◆ EXERCISE DIRECTIONS: Below are records to repeat exactly. Omit the pictures from the copy.

============================================================

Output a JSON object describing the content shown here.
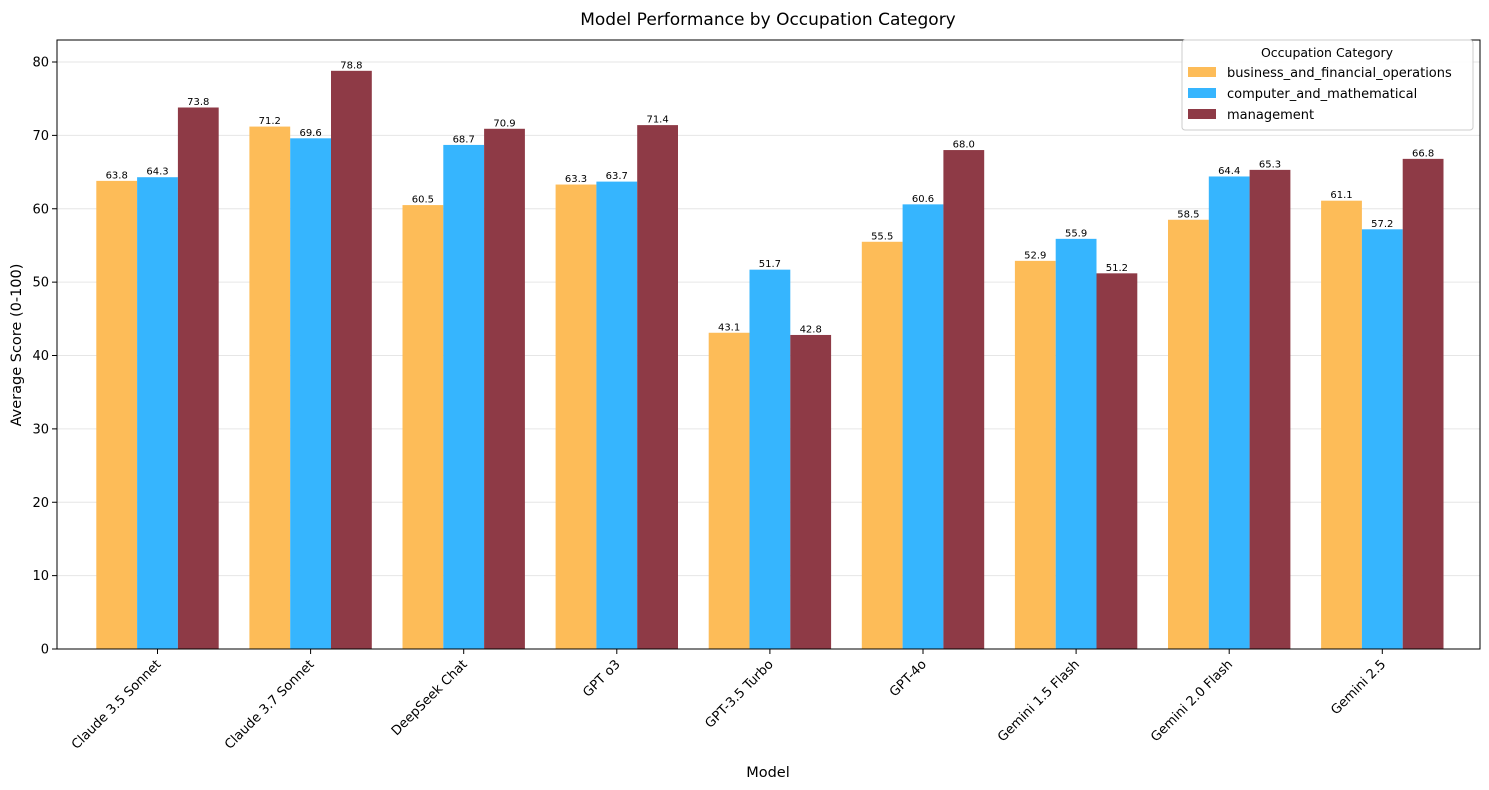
{
  "chart_data": {
    "type": "bar",
    "title": "Model Performance by Occupation Category",
    "xlabel": "Model",
    "ylabel": "Average Score (0-100)",
    "ylim": [
      0,
      83
    ],
    "yticks": [
      0,
      10,
      20,
      30,
      40,
      50,
      60,
      70,
      80
    ],
    "grid": "y",
    "categories": [
      "Claude 3.5 Sonnet",
      "Claude 3.7 Sonnet",
      "DeepSeek Chat",
      "GPT o3",
      "GPT-3.5 Turbo",
      "GPT-4o",
      "Gemini 1.5 Flash",
      "Gemini 2.0 Flash",
      "Gemini 2.5"
    ],
    "series": [
      {
        "name": "business_and_financial_operations",
        "color": "#FDBC58",
        "values": [
          63.8,
          71.2,
          60.5,
          63.3,
          43.1,
          55.5,
          52.9,
          58.5,
          61.1
        ]
      },
      {
        "name": "computer_and_mathematical",
        "color": "#36B5FE",
        "values": [
          64.3,
          69.6,
          68.7,
          63.7,
          51.7,
          60.6,
          55.9,
          64.4,
          57.2
        ]
      },
      {
        "name": "management",
        "color": "#8E3A46",
        "values": [
          73.8,
          78.8,
          70.9,
          71.4,
          42.8,
          68.0,
          51.2,
          65.3,
          66.8
        ]
      }
    ],
    "legend": {
      "title": "Occupation Category",
      "placement": "top-right"
    }
  }
}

============================================================

◆ TASK RESPONSE:
Output a JSON object describing the content shown here.
{
  "chart_data": {
    "type": "bar",
    "title": "Model Performance by Occupation Category",
    "xlabel": "Model",
    "ylabel": "Average Score (0-100)",
    "ylim": [
      0,
      83
    ],
    "yticks": [
      0,
      10,
      20,
      30,
      40,
      50,
      60,
      70,
      80
    ],
    "grid": "y",
    "categories": [
      "Claude 3.5 Sonnet",
      "Claude 3.7 Sonnet",
      "DeepSeek Chat",
      "GPT o3",
      "GPT-3.5 Turbo",
      "GPT-4o",
      "Gemini 1.5 Flash",
      "Gemini 2.0 Flash",
      "Gemini 2.5"
    ],
    "series": [
      {
        "name": "business_and_financial_operations",
        "color": "#FDBC58",
        "values": [
          63.8,
          71.2,
          60.5,
          63.3,
          43.1,
          55.5,
          52.9,
          58.5,
          61.1
        ]
      },
      {
        "name": "computer_and_mathematical",
        "color": "#36B5FE",
        "values": [
          64.3,
          69.6,
          68.7,
          63.7,
          51.7,
          60.6,
          55.9,
          64.4,
          57.2
        ]
      },
      {
        "name": "management",
        "color": "#8E3A46",
        "values": [
          73.8,
          78.8,
          70.9,
          71.4,
          42.8,
          68.0,
          51.2,
          65.3,
          66.8
        ]
      }
    ],
    "legend": {
      "title": "Occupation Category",
      "placement": "top-right"
    }
  }
}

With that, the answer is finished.